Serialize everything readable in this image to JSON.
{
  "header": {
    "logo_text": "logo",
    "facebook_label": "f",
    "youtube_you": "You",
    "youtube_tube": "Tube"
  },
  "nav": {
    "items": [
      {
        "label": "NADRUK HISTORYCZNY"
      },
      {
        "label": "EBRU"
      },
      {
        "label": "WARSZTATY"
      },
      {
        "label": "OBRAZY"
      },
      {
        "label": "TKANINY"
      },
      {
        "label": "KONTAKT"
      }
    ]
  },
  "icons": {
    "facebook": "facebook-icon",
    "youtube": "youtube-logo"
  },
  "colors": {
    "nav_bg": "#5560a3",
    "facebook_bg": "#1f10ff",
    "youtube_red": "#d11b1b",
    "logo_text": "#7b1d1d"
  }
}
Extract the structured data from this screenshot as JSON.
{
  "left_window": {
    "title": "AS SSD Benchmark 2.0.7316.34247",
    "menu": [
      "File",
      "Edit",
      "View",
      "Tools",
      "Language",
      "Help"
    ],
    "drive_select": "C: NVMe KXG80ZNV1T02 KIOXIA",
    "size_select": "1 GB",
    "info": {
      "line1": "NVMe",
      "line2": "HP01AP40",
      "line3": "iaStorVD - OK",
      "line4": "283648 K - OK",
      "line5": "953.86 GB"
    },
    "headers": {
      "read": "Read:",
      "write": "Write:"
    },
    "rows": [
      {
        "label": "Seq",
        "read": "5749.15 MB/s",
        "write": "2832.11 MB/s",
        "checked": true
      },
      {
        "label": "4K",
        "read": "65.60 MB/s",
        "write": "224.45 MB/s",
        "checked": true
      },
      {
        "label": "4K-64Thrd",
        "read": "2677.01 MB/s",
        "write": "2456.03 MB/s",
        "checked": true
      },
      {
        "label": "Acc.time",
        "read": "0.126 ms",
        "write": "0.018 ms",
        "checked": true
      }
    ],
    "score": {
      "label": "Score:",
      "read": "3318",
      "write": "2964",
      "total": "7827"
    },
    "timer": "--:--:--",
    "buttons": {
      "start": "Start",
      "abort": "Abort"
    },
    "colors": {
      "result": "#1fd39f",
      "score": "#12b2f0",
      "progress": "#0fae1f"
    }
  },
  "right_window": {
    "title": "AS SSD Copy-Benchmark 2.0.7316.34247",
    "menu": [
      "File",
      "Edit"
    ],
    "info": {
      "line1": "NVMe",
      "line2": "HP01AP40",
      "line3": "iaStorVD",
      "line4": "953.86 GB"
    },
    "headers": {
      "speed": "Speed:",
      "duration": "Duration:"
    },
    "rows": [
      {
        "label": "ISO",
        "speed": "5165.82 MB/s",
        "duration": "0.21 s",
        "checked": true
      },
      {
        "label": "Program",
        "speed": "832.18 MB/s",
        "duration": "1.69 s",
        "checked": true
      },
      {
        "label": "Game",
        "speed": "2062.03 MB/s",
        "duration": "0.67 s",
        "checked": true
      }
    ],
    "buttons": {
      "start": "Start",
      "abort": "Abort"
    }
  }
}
——————————
* _Task to complete_
Faithfully transcribe the whole of the data.

* _Output for this task_
Serialize everything readable in this image to JSON.
{
  "header": {
    "logo_text": "logo",
    "facebook_label": "f",
    "youtube_you": "You",
    "youtube_tube": "Tube"
  },
  "nav": {
    "items": [
      {
        "label": "NADRUK HISTORYCZNY"
      },
      {
        "label": "EBRU"
      },
      {
        "label": "WARSZTATY"
      },
      {
        "label": "OBRAZY"
      },
      {
        "label": "TKANINY"
      },
      {
        "label": "KONTAKT"
      }
    ]
  },
  "icons": {
    "facebook": "facebook-icon",
    "youtube": "youtube-logo"
  },
  "colors": {
    "nav_bg": "#5560a3",
    "facebook_bg": "#1f10ff",
    "youtube_red": "#d11b1b",
    "logo_text": "#7b1d1d"
  }
}
Extract the structured data from this screenshot as JSON.
{
  "left_window": {
    "title": "AS SSD Benchmark 2.0.7316.34247",
    "menu": [
      "File",
      "Edit",
      "View",
      "Tools",
      "Language",
      "Help"
    ],
    "drive_select": "C: NVMe KXG80ZNV1T02 KIOXIA",
    "size_select": "1 GB",
    "info": {
      "line1": "NVMe",
      "line2": "HP01AP40",
      "line3": "iaStorVD - OK",
      "line4": "283648 K - OK",
      "line5": "953.86 GB"
    },
    "headers": {
      "read": "Read:",
      "write": "Write:"
    },
    "rows": [
      {
        "label": "Seq",
        "read": "5749.15 MB/s",
        "write": "2832.11 MB/s",
        "checked": true
      },
      {
        "label": "4K",
        "read": "65.60 MB/s",
        "write": "224.45 MB/s",
        "checked": true
      },
      {
        "label": "4K-64Thrd",
        "read": "2677.01 MB/s",
        "write": "2456.03 MB/s",
        "checked": true
      },
      {
        "label": "Acc.time",
        "read": "0.126 ms",
        "write": "0.018 ms",
        "checked": true
      }
    ],
    "score": {
      "label": "Score:",
      "read": "3318",
      "write": "2964",
      "total": "7827"
    },
    "timer": "--:--:--",
    "buttons": {
      "start": "Start",
      "abort": "Abort"
    },
    "colors": {
      "result": "#1fd39f",
      "score": "#12b2f0",
      "progress": "#0fae1f"
    }
  },
  "right_window": {
    "title": "AS SSD Copy-Benchmark 2.0.7316.34247",
    "menu": [
      "File",
      "Edit"
    ],
    "info": {
      "line1": "NVMe",
      "line2": "HP01AP40",
      "line3": "iaStorVD",
      "line4": "953.86 GB"
    },
    "headers": {
      "speed": "Speed:",
      "duration": "Duration:"
    },
    "rows": [
      {
        "label": "ISO",
        "speed": "5165.82 MB/s",
        "duration": "0.21 s",
        "checked": true
      },
      {
        "label": "Program",
        "speed": "832.18 MB/s",
        "duration": "1.69 s",
        "checked": true
      },
      {
        "label": "Game",
        "speed": "2062.03 MB/s",
        "duration": "0.67 s",
        "checked": true
      }
    ],
    "buttons": {
      "start": "Start",
      "abort": "Abort"
    }
  }
}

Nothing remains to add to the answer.